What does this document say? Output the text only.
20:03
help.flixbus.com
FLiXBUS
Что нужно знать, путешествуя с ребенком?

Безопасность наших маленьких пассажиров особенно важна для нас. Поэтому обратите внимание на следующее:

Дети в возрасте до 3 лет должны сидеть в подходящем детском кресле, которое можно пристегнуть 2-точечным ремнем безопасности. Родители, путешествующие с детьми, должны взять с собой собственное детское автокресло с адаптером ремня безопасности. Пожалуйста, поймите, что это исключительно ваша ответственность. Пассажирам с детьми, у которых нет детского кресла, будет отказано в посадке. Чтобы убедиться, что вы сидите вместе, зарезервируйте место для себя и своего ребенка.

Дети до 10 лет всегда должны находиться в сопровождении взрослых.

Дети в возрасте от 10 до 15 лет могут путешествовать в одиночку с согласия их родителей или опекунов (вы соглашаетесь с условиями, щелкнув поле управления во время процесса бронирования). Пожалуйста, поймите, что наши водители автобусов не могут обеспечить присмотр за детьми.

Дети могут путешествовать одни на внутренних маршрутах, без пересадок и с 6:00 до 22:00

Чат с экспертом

####

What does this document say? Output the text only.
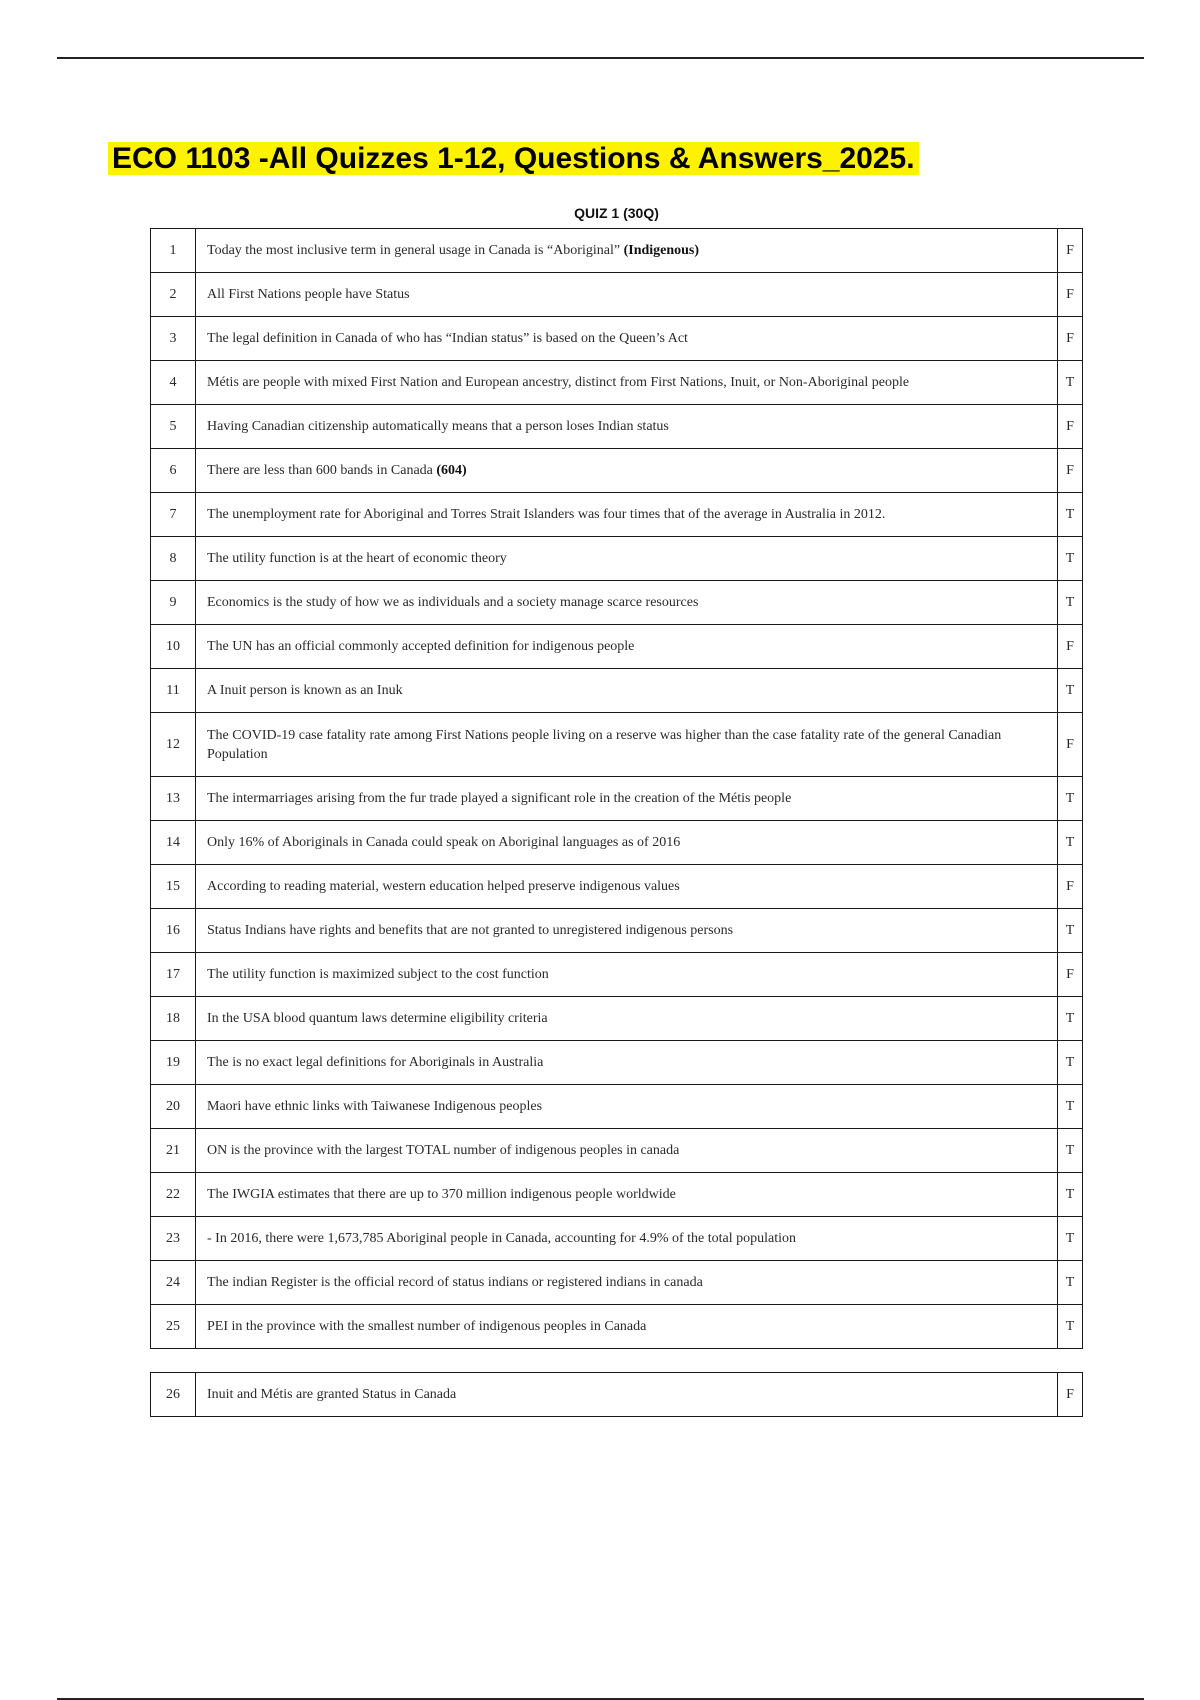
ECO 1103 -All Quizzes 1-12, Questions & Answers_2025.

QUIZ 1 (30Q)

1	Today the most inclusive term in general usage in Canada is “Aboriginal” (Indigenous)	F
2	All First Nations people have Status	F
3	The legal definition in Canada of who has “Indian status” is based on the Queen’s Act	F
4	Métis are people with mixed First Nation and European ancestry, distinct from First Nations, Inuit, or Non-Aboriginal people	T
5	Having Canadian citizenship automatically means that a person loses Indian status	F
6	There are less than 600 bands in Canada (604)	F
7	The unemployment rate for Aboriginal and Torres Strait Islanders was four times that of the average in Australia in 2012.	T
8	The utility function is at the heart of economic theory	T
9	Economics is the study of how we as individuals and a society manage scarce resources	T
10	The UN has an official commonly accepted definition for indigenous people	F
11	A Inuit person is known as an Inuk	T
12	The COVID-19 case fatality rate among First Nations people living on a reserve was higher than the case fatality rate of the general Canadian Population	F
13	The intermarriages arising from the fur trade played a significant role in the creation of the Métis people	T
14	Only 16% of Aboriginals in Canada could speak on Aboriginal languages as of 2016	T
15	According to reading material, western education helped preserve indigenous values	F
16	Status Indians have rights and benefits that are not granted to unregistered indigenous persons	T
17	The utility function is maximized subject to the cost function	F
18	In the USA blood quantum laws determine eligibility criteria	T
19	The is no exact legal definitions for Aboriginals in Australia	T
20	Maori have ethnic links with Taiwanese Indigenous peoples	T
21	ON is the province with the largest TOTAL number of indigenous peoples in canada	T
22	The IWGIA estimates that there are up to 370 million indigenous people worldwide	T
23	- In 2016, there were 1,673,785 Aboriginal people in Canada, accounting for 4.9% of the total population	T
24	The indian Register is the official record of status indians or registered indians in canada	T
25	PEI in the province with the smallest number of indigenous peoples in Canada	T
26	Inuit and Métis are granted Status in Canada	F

####

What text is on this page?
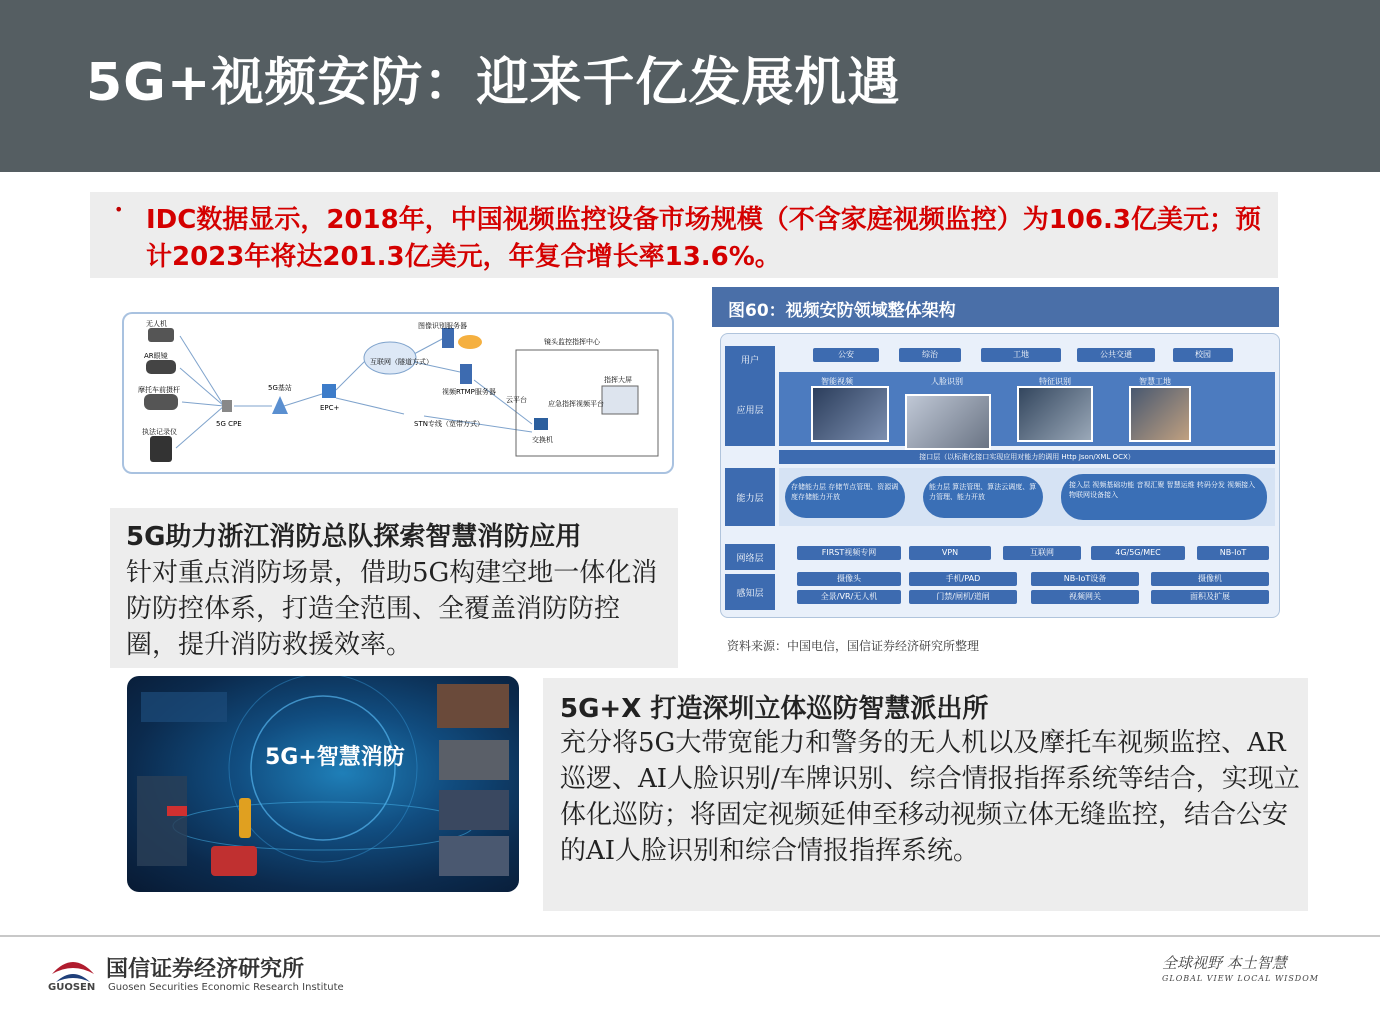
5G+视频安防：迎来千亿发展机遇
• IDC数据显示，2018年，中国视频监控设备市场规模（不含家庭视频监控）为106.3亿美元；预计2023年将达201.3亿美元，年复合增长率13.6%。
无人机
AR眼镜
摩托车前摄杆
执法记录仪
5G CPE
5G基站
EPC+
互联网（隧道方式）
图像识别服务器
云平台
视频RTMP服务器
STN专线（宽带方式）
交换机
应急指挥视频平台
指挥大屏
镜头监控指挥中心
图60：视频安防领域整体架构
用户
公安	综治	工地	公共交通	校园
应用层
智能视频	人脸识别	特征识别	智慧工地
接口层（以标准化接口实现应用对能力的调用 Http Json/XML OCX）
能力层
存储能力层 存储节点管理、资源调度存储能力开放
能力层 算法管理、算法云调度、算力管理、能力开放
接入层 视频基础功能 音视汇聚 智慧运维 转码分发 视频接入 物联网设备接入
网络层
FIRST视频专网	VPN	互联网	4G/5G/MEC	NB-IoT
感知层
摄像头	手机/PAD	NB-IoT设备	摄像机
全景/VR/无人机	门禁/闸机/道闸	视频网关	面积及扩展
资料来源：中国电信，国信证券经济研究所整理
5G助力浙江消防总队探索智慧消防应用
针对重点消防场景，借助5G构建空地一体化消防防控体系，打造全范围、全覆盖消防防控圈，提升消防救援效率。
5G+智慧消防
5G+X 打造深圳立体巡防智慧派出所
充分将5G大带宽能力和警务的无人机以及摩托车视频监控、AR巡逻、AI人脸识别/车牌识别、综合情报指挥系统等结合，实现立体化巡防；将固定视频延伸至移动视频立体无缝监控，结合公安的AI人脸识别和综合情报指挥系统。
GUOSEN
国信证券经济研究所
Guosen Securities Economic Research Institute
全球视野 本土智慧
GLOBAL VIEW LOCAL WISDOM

####

TASK DIRECTIONS:
Return the lines of the records that include the string "должны".

EXPECTED OUTPUT:
Дети в возрасте до 3 лет должны сидеть в подходящем детском кресле, которое можно пристегнуть 2-точечным ремнем безопасности. Родители, путешествующие с детьми, должны взять с собой собственное детское автокресло с адаптером ремня безопасности. Пожалуйста, поймите, что это исключительно ваша ответственность. Пассажирам с детьми, у которых нет детского кресла, будет отказано в посадке. Чтобы убедиться, что вы сидите вместе, зарезервируйте место для себя и своего ребенка.
Дети до 10 лет всегда должны находиться в сопровождении взрослых.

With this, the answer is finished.